Below are records to repeat exactly. Omit the pictures from the copy.
┌─ EXCERPTED RECORDS
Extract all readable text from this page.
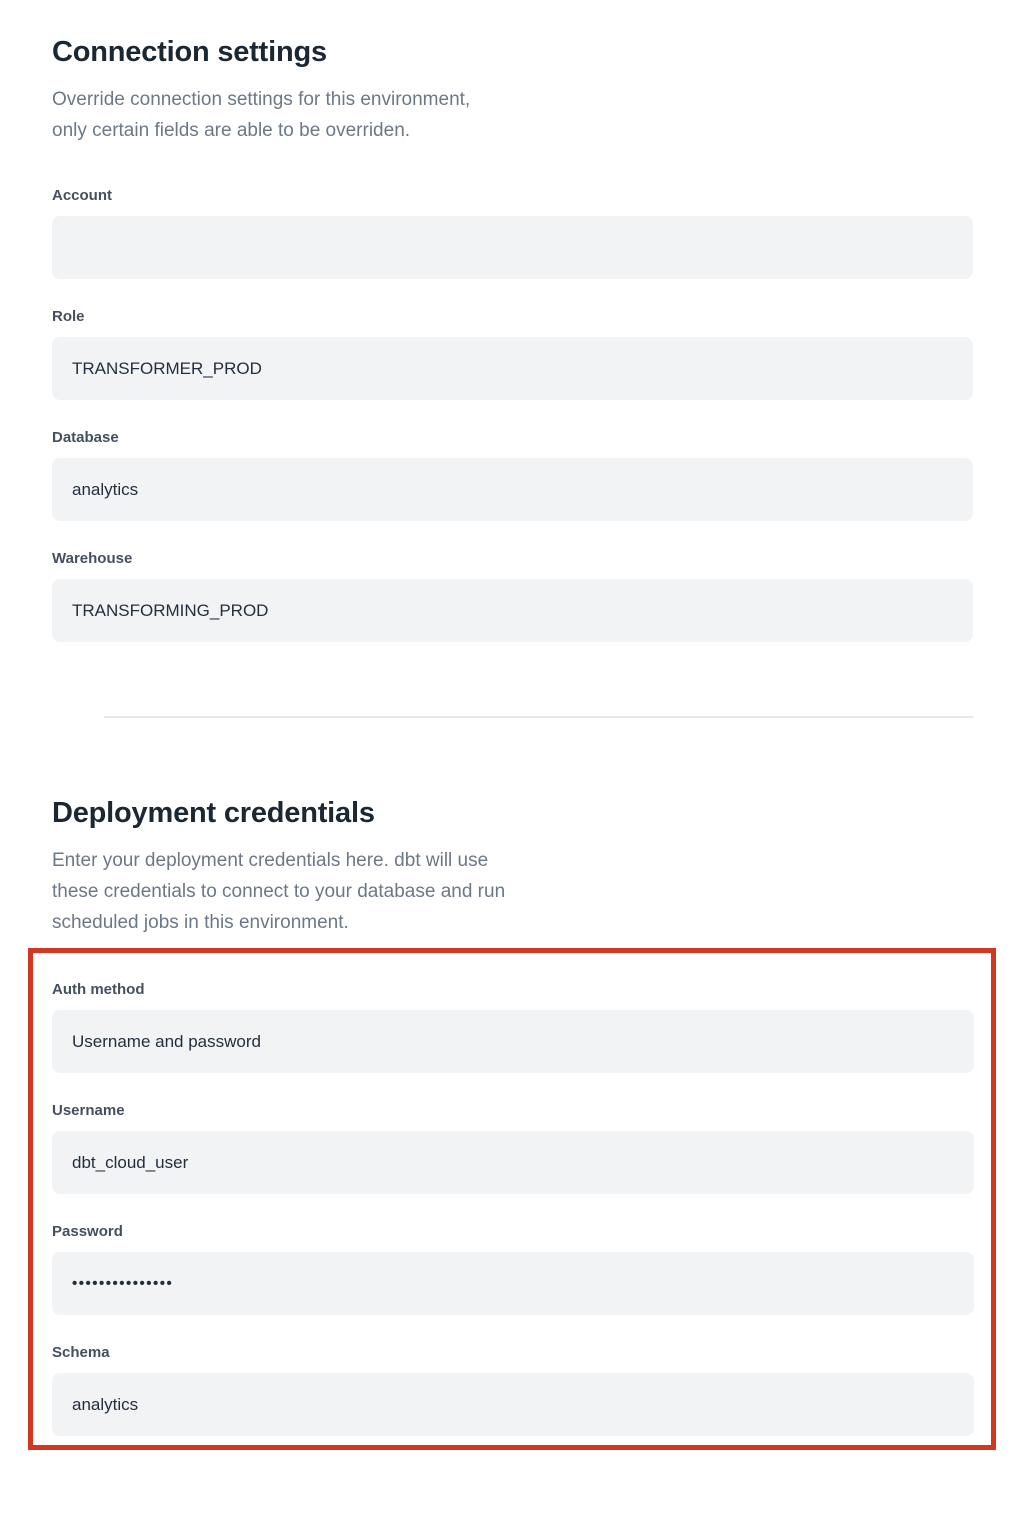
Connection settings

Override connection settings for this environment,
only certain fields are able to be overriden.

Account
Role
TRANSFORMER_PROD
Database
analytics
Warehouse
TRANSFORMING_PROD
Deployment credentials

Enter your deployment credentials here. dbt will use
these credentials to connect to your database and run
scheduled jobs in this environment.

Auth method
Username and password
Username
dbt_cloud_user
Password
•••••••••••••••
Schema
analytics
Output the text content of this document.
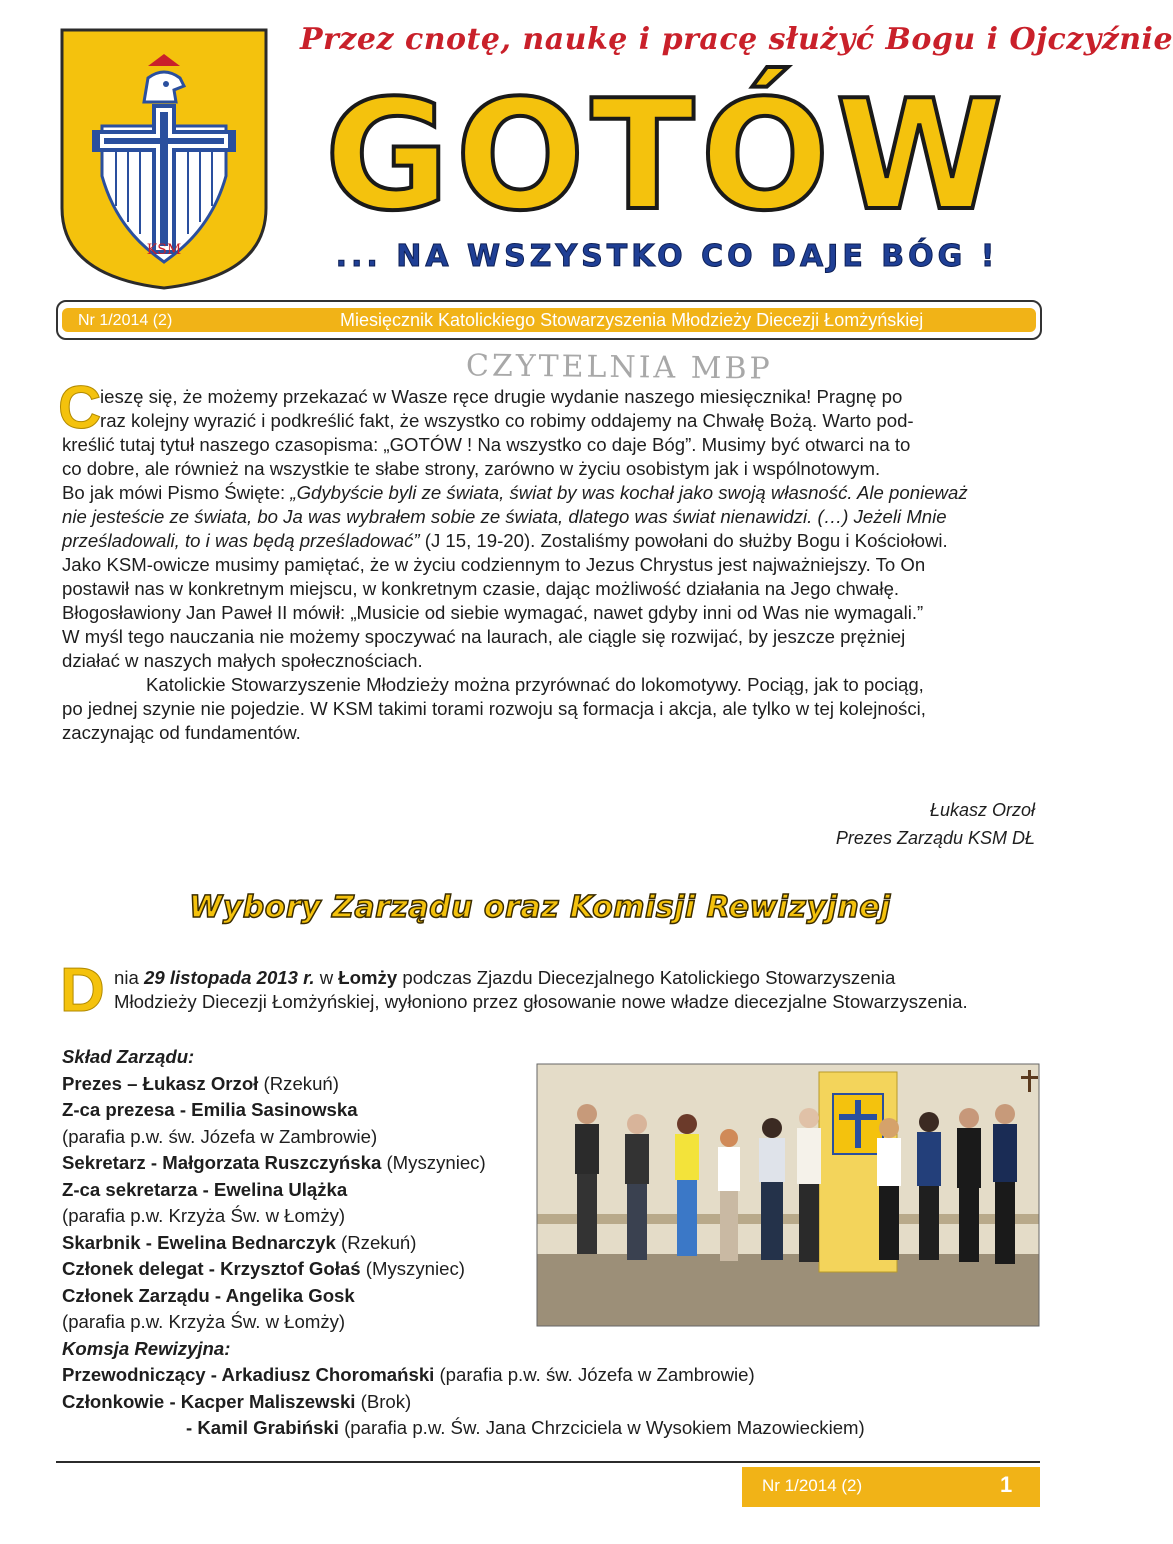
KSM
Przez cnotę, naukę i pracę służyć Bogu i Ojczyźnie
GOTÓW
... NA WSZYSTKO CO DAJE BÓG !
Nr 1/2014 (2)	Miesięcznik Katolickiego Stowarzyszenia Młodzieży Diecezji Łomżyńskiej
CZYTELNIA MBP
C
ieszę się, że możemy przekazać w Wasze ręce drugie wydanie naszego miesięcznika! Pragnę po
raz kolejny wyrazić i podkreślić fakt, że wszystko co robimy oddajemy na Chwałę Bożą. Warto pod-
kreślić tutaj tytuł naszego czasopisma: „GOTÓW ! Na wszystko co daje Bóg”. Musimy być otwarci na to
co dobre, ale również na wszystkie te słabe strony, zarówno w życiu osobistym jak i wspólnotowym.
Bo jak mówi Pismo Święte: „Gdybyście byli ze świata, świat by was kochał jako swoją własność. Ale ponieważ
nie jesteście ze świata, bo Ja was wybrałem sobie ze świata, dlatego was świat nienawidzi. (…) Jeżeli Mnie
prześladowali, to i was będą prześladować” (J 15, 19-20). Zostaliśmy powołani do służby Bogu i Kościołowi.
Jako KSM-owicze musimy pamiętać, że w życiu codziennym to Jezus Chrystus jest najważniejszy. To On
postawił nas w konkretnym miejscu, w konkretnym czasie, dając możliwość działania na Jego chwałę.
Błogosławiony Jan Paweł II mówił: „Musicie od siebie wymagać, nawet gdyby inni od Was nie wymagali.”
W myśl tego nauczania nie możemy spoczywać na laurach, ale ciągle się rozwijać, by jeszcze prężniej
działać w naszych małych społecznościach.
Katolickie Stowarzyszenie Młodzieży można przyrównać do lokomotywy. Pociąg, jak to pociąg,
po jednej szynie nie pojedzie. W KSM takimi torami rozwoju są formacja i akcja, ale tylko w tej kolejności,
zaczynając od fundamentów.
Łukasz Orzoł
Prezes Zarządu KSM DŁ
Wybory Zarządu oraz Komisji Rewizyjnej
D nia 29 listopada 2013 r. w Łomży podczas Zjazdu Diecezjalnego Katolickiego Stowarzyszenia
Młodzieży Diecezji Łomżyńskiej, wyłoniono przez głosowanie nowe władze diecezjalne Stowarzyszenia.
Skład Zarządu:
Prezes – Łukasz Orzoł (Rzekuń)
Z-ca prezesa - Emilia Sasinowska
(parafia p.w. św. Józefa w Zambrowie)
Sekretarz - Małgorzata Ruszczyńska (Myszyniec)
Z-ca sekretarza - Ewelina Ulążka
(parafia p.w. Krzyża Św. w Łomży)
Skarbnik - Ewelina Bednarczyk (Rzekuń)
Członek delegat - Krzysztof Gołaś (Myszyniec)
Członek Zarządu - Angelika Gosk
(parafia p.w. Krzyża Św. w Łomży)
Komsja Rewizyjna:
Przewodniczący - Arkadiusz Choromański (parafia p.w. św. Józefa w Zambrowie)
Członkowie - Kacper Maliszewski (Brok)
- Kamil Grabiński (parafia p.w. Św. Jana Chrzciciela w Wysokiem Mazowieckiem)
Nr 1/2014 (2)	1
└─
● **ANSWER TO THE EXERCISE**
Extract all readable text from this page.
Connection settings

Override connection settings for this environment,
only certain fields are able to be overriden.

Account
Role
TRANSFORMER_PROD
Database
analytics
Warehouse
TRANSFORMING_PROD
Deployment credentials

Enter your deployment credentials here. dbt will use
these credentials to connect to your database and run
scheduled jobs in this environment.

Auth method
Username and password
Username
dbt_cloud_user
Password
•••••••••••••••
Schema
analytics
Output the text content of this document.
KSM
Przez cnotę, naukę i pracę służyć Bogu i Ojczyźnie
GOTÓW
... NA WSZYSTKO CO DAJE BÓG !
Nr 1/2014 (2)	Miesięcznik Katolickiego Stowarzyszenia Młodzieży Diecezji Łomżyńskiej
CZYTELNIA MBP
C
ieszę się, że możemy przekazać w Wasze ręce drugie wydanie naszego miesięcznika! Pragnę po
raz kolejny wyrazić i podkreślić fakt, że wszystko co robimy oddajemy na Chwałę Bożą. Warto pod-
kreślić tutaj tytuł naszego czasopisma: „GOTÓW ! Na wszystko co daje Bóg”. Musimy być otwarci na to
co dobre, ale również na wszystkie te słabe strony, zarówno w życiu osobistym jak i wspólnotowym.
Bo jak mówi Pismo Święte: „Gdybyście byli ze świata, świat by was kochał jako swoją własność. Ale ponieważ
nie jesteście ze świata, bo Ja was wybrałem sobie ze świata, dlatego was świat nienawidzi. (…) Jeżeli Mnie
prześladowali, to i was będą prześladować” (J 15, 19-20). Zostaliśmy powołani do służby Bogu i Kościołowi.
Jako KSM-owicze musimy pamiętać, że w życiu codziennym to Jezus Chrystus jest najważniejszy. To On
postawił nas w konkretnym miejscu, w konkretnym czasie, dając możliwość działania na Jego chwałę.
Błogosławiony Jan Paweł II mówił: „Musicie od siebie wymagać, nawet gdyby inni od Was nie wymagali.”
W myśl tego nauczania nie możemy spoczywać na laurach, ale ciągle się rozwijać, by jeszcze prężniej
działać w naszych małych społecznościach.
Katolickie Stowarzyszenie Młodzieży można przyrównać do lokomotywy. Pociąg, jak to pociąg,
po jednej szynie nie pojedzie. W KSM takimi torami rozwoju są formacja i akcja, ale tylko w tej kolejności,
zaczynając od fundamentów.
Łukasz Orzoł
Prezes Zarządu KSM DŁ
Wybory Zarządu oraz Komisji Rewizyjnej
D nia 29 listopada 2013 r. w Łomży podczas Zjazdu Diecezjalnego Katolickiego Stowarzyszenia
Młodzieży Diecezji Łomżyńskiej, wyłoniono przez głosowanie nowe władze diecezjalne Stowarzyszenia.
Skład Zarządu:
Prezes – Łukasz Orzoł (Rzekuń)
Z-ca prezesa - Emilia Sasinowska
(parafia p.w. św. Józefa w Zambrowie)
Sekretarz - Małgorzata Ruszczyńska (Myszyniec)
Z-ca sekretarza - Ewelina Ulążka
(parafia p.w. Krzyża Św. w Łomży)
Skarbnik - Ewelina Bednarczyk (Rzekuń)
Członek delegat - Krzysztof Gołaś (Myszyniec)
Członek Zarządu - Angelika Gosk
(parafia p.w. Krzyża Św. w Łomży)
Komsja Rewizyjna:
Przewodniczący - Arkadiusz Choromański (parafia p.w. św. Józefa w Zambrowie)
Członkowie - Kacper Maliszewski (Brok)
- Kamil Grabiński (parafia p.w. Św. Jana Chrzciciela w Wysokiem Mazowieckiem)
Nr 1/2014 (2)	1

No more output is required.